### Stored records

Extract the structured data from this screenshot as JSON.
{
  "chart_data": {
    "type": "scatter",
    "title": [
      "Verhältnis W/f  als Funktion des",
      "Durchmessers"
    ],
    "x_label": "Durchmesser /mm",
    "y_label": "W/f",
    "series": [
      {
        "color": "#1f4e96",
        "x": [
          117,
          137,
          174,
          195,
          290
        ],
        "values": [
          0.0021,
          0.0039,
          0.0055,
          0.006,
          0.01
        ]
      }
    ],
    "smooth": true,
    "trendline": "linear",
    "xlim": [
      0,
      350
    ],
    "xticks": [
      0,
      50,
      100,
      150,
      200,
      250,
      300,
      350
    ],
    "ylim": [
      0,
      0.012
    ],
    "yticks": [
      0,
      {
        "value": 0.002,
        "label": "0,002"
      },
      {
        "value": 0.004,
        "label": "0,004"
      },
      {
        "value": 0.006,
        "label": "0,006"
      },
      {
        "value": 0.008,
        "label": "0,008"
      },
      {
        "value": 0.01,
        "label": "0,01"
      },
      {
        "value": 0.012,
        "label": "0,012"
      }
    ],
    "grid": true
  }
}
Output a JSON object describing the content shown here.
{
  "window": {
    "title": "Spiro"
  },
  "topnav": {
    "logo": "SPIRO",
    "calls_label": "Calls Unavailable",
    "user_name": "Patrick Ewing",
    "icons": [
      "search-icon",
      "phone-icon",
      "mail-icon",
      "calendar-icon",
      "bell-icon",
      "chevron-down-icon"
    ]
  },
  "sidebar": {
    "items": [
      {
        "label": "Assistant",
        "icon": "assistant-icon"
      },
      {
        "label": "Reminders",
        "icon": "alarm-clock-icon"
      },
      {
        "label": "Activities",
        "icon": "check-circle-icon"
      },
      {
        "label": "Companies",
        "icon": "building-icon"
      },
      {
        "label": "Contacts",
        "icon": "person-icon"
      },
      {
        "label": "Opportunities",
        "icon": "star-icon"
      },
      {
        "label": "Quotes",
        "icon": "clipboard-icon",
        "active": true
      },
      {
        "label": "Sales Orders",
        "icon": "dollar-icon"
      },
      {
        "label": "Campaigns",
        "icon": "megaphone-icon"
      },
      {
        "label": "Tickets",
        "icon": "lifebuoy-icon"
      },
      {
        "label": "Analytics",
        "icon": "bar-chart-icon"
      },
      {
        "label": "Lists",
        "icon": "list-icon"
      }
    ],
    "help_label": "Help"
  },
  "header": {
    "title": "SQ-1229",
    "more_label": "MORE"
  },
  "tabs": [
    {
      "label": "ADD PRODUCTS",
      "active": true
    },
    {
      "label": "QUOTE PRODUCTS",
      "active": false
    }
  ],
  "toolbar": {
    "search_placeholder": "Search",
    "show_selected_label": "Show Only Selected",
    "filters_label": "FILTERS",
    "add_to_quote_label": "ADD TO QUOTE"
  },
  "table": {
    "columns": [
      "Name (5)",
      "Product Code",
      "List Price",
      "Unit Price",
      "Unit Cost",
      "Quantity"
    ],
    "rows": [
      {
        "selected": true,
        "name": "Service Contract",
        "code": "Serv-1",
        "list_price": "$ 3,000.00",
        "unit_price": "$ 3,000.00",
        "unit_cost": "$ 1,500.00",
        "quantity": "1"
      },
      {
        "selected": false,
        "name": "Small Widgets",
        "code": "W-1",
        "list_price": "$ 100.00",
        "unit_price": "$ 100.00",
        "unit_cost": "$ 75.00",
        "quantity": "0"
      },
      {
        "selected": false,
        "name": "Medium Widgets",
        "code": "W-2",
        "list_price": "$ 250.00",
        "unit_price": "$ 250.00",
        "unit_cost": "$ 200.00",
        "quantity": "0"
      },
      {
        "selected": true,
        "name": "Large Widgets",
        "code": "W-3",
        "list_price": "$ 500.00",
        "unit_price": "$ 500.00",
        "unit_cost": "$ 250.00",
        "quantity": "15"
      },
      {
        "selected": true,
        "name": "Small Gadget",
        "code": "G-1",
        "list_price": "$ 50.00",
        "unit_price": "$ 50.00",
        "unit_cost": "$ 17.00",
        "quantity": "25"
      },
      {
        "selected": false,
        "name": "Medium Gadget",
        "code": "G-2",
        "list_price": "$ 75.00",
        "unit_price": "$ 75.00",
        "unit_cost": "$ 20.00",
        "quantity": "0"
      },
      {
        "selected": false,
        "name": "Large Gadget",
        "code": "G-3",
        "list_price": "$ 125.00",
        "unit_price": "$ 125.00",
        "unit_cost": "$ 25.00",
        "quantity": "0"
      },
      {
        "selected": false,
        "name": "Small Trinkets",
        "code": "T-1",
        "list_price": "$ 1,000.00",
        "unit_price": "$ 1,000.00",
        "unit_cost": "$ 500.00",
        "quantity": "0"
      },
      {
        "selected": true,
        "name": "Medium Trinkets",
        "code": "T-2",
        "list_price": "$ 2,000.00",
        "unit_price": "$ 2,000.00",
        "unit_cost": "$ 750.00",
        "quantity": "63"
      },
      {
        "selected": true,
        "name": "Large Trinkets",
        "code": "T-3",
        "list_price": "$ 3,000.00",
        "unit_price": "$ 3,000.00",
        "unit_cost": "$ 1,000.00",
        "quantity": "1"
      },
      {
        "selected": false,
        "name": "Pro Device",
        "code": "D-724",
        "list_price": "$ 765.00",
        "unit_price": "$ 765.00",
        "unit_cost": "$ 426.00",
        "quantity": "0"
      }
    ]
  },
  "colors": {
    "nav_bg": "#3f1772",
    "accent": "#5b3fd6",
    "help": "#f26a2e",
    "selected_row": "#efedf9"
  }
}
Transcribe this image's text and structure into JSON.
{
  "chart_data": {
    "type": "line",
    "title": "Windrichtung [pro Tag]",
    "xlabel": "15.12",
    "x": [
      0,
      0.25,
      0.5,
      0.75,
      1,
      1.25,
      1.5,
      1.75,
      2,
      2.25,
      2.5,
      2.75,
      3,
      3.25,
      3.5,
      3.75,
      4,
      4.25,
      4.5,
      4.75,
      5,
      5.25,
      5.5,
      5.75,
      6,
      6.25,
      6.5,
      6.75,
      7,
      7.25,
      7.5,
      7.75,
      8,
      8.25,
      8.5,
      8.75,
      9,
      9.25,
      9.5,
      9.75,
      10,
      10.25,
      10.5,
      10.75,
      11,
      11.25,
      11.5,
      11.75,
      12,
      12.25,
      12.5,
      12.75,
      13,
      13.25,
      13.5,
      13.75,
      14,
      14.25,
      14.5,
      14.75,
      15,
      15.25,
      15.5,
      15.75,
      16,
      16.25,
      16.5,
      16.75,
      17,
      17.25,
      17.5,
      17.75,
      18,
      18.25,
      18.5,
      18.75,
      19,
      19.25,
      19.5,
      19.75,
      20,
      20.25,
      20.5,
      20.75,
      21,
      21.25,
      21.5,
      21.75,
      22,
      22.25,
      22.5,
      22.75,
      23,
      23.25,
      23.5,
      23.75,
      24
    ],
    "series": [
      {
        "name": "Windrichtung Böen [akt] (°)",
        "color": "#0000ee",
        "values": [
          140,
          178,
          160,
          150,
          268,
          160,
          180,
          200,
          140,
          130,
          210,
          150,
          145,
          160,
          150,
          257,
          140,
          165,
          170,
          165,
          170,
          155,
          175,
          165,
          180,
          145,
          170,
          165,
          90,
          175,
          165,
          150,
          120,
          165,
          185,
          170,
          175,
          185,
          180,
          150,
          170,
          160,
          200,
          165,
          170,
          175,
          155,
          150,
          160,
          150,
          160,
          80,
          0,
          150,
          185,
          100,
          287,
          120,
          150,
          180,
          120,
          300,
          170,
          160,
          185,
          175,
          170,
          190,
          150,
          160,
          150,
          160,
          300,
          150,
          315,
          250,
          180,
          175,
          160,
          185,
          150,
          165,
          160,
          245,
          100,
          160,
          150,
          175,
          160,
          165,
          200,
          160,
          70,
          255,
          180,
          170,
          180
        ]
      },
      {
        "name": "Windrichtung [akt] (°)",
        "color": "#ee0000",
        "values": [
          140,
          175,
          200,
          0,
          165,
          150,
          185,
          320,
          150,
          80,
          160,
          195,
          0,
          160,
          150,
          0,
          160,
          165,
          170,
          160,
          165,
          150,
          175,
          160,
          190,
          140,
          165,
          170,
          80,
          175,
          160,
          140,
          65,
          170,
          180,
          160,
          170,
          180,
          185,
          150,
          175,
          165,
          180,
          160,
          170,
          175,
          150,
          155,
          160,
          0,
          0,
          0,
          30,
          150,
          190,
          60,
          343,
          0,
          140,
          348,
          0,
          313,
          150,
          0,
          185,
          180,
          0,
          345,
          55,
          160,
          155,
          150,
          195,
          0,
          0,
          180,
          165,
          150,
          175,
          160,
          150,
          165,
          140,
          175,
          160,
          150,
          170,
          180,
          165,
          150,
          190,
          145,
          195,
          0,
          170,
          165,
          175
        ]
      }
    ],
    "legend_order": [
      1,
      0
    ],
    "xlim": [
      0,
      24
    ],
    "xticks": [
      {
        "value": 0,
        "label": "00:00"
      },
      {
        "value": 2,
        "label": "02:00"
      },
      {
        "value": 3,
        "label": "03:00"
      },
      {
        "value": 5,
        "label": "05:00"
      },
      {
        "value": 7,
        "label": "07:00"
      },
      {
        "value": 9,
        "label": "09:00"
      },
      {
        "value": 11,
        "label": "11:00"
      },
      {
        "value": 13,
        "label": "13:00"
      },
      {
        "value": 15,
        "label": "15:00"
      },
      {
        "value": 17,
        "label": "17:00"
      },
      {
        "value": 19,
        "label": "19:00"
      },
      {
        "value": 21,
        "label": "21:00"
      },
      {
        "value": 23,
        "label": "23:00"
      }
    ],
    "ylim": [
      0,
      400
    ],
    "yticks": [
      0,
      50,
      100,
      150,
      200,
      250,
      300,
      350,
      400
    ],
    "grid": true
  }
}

### Problem to solve
Make a tally of the lines in this data that include the string "Trinkets", and answer with that tally alone.

### Task output
3